Exercise task:
Each line containing the word "งเคร" needs to be copied.

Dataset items
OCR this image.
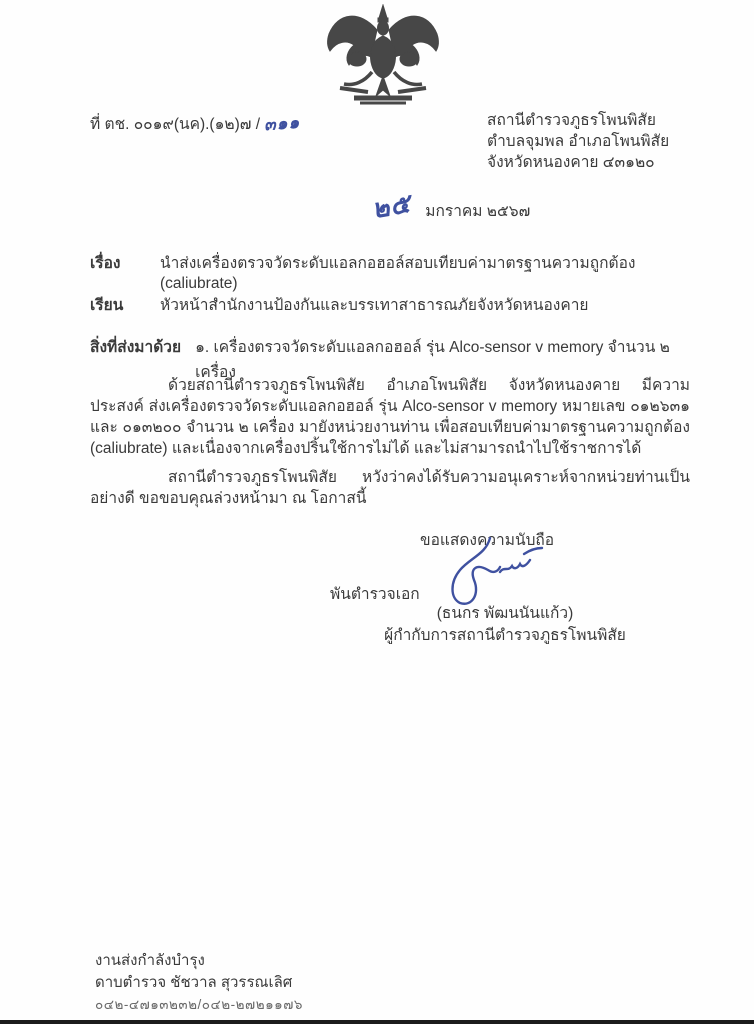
ที่ ตช. ๐๐๑๙(นค).(๑๒)๗ / ๓๑๑	สถานีตำรวจภูธรโพนพิสัย
ตำบลจุมพล อำเภอโพนพิสัย
จังหวัดหนองคาย ๔๓๑๒๐
๒๕ มกราคม ๒๕๖๗
เรื่อง	นำส่งเครื่องตรวจวัดระดับแอลกอฮอล์สอบเทียบค่ามาตรฐานความถูกต้อง (caliubrate)
เรียน	หัวหน้าสำนักงานป้องกันและบรรเทาสาธารณภัยจังหวัดหนองคาย
สิ่งที่ส่งมาด้วย ๑. เครื่องตรวจวัดระดับแอลกอฮอล์ รุ่น Alco-sensor v memory จำนวน ๒ เครื่อง
ด้วยสถานีตำรวจภูธรโพนพิสัย อำเภอโพนพิสัย จังหวัดหนองคาย มีความประสงค์ ส่งเครื่องตรวจวัดระดับแอลกอฮอล์ รุ่น Alco-sensor v memory หมายเลข ๐๑๒๖๓๑ และ ๐๑๓๒๐๐ จำนวน ๒ เครื่อง มายังหน่วยงานท่าน เพื่อสอบเทียบค่ามาตรฐานความถูกต้อง (caliubrate) และเนื่องจากเครื่องปริ้นใช้การไม่ได้ และไม่สามารถนำไปใช้ราชการได้
สถานีตำรวจภูธรโพนพิสัย หวังว่าคงได้รับความอนุเคราะห์จากหน่วยท่านเป็นอย่างดี ขอขอบคุณล่วงหน้ามา ณ โอกาสนี้
ขอแสดงความนับถือ
พันตำรวจเอก
(ธนกร พัฒนนันแก้ว)
ผู้กำกับการสถานีตำรวจภูธรโพนพิสัย
งานส่งกำลังบำรุง
ดาบตำรวจ ชัชวาล สุวรรณเลิศ
๐๔๒-๔๗๑๓๒๓๒/๐๔๒-๒๗๒๑๑๗๖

Full output:
เรื่อง	นำส่งเครื่องตรวจวัดระดับแอลกอฮอล์สอบเทียบค่ามาตรฐานความถูกต้อง (caliubrate)
ด้วยสถานีตำรวจภูธรโพนพิสัย อำเภอโพนพิสัย จังหวัดหนองคาย มีความประสงค์ ส่งเครื่องตรวจวัดระดับแอลกอฮอล์ รุ่น Alco-sensor v memory หมายเลข ๐๑๒๖๓๑ และ ๐๑๓๒๐๐ จำนวน ๒ เครื่อง มายังหน่วยงานท่าน เพื่อสอบเทียบค่ามาตรฐานความถูกต้อง (caliubrate) และเนื่องจากเครื่องปริ้นใช้การไม่ได้ และไม่สามารถนำไปใช้ราชการได้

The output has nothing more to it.